_SUPPLIED RECORDS_.
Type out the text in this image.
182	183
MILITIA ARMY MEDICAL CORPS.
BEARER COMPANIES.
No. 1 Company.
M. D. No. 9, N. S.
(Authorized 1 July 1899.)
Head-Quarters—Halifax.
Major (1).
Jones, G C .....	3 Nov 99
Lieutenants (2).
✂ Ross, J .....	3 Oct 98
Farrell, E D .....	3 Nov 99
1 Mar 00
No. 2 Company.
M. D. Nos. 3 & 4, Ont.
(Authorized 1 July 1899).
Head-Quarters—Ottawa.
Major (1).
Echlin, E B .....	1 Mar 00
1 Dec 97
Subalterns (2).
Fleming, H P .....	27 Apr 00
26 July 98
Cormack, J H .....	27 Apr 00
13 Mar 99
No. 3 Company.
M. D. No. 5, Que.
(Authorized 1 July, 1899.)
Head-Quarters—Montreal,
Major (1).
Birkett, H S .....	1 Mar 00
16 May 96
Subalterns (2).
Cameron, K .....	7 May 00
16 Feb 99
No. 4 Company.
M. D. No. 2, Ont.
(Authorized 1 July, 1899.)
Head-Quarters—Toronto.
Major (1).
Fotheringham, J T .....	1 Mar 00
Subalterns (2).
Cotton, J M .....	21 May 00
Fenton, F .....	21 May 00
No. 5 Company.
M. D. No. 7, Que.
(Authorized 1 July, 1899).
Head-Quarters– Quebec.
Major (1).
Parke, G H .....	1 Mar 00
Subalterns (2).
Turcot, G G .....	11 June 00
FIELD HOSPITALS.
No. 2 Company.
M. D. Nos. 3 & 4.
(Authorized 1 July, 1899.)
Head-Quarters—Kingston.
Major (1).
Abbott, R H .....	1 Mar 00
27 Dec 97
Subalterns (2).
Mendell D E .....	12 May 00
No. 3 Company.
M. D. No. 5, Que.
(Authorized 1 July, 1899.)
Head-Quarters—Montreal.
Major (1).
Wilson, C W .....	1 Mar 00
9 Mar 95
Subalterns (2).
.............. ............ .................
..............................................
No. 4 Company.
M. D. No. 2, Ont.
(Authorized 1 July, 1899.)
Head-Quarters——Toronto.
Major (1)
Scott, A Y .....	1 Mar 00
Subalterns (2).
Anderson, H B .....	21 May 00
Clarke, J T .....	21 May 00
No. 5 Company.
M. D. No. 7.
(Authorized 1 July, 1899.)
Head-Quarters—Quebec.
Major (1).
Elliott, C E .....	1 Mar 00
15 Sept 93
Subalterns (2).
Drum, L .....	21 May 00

_WHAT YOU NEED TO DO_. Transcribe every entry exactly, omitting nothing.

_CORRECT RESULT_.
Type out the text in this image.
182	183
MILITIA ARMY MEDICAL CORPS.
BEARER COMPANIES.
No. 1 Company.
M. D. No. 9, N. S.
(Authorized 1 July 1899.)
Head-Quarters—Halifax.
Major (1).
Jones, G C .....	3 Nov 99
Lieutenants (2).
✂ Ross, J .....	3 Oct 98
Farrell, E D .....	3 Nov 99
1 Mar 00
No. 2 Company.
M. D. Nos. 3 & 4, Ont.
(Authorized 1 July 1899).
Head-Quarters—Ottawa.
Major (1).
Echlin, E B .....	1 Mar 00
1 Dec 97
Subalterns (2).
Fleming, H P .....	27 Apr 00
26 July 98
Cormack, J H .....	27 Apr 00
13 Mar 99
No. 3 Company.
M. D. No. 5, Que.
(Authorized 1 July, 1899.)
Head-Quarters—Montreal,
Major (1).
Birkett, H S .....	1 Mar 00
16 May 96
Subalterns (2).
Cameron, K .....	7 May 00
16 Feb 99
No. 4 Company.
M. D. No. 2, Ont.
(Authorized 1 July, 1899.)
Head-Quarters—Toronto.
Major (1).
Fotheringham, J T .....	1 Mar 00
Subalterns (2).
Cotton, J M .....	21 May 00
Fenton, F .....	21 May 00
No. 5 Company.
M. D. No. 7, Que.
(Authorized 1 July, 1899).
Head-Quarters– Quebec.
Major (1).
Parke, G H .....	1 Mar 00
Subalterns (2).
Turcot, G G .....	11 June 00
FIELD HOSPITALS.
No. 2 Company.
M. D. Nos. 3 & 4.
(Authorized 1 July, 1899.)
Head-Quarters—Kingston.
Major (1).
Abbott, R H .....	1 Mar 00
27 Dec 97
Subalterns (2).
Mendell D E .....	12 May 00
No. 3 Company.
M. D. No. 5, Que.
(Authorized 1 July, 1899.)
Head-Quarters—Montreal.
Major (1).
Wilson, C W .....	1 Mar 00
9 Mar 95
Subalterns (2).
.............. ............ .................
..............................................
No. 4 Company.
M. D. No. 2, Ont.
(Authorized 1 July, 1899.)
Head-Quarters——Toronto.
Major (1)
Scott, A Y .....	1 Mar 00
Subalterns (2).
Anderson, H B .....	21 May 00
Clarke, J T .....	21 May 00
No. 5 Company.
M. D. No. 7.
(Authorized 1 July, 1899.)
Head-Quarters—Quebec.
Major (1).
Elliott, C E .....	1 Mar 00
15 Sept 93
Subalterns (2).
Drum, L .....	21 May 00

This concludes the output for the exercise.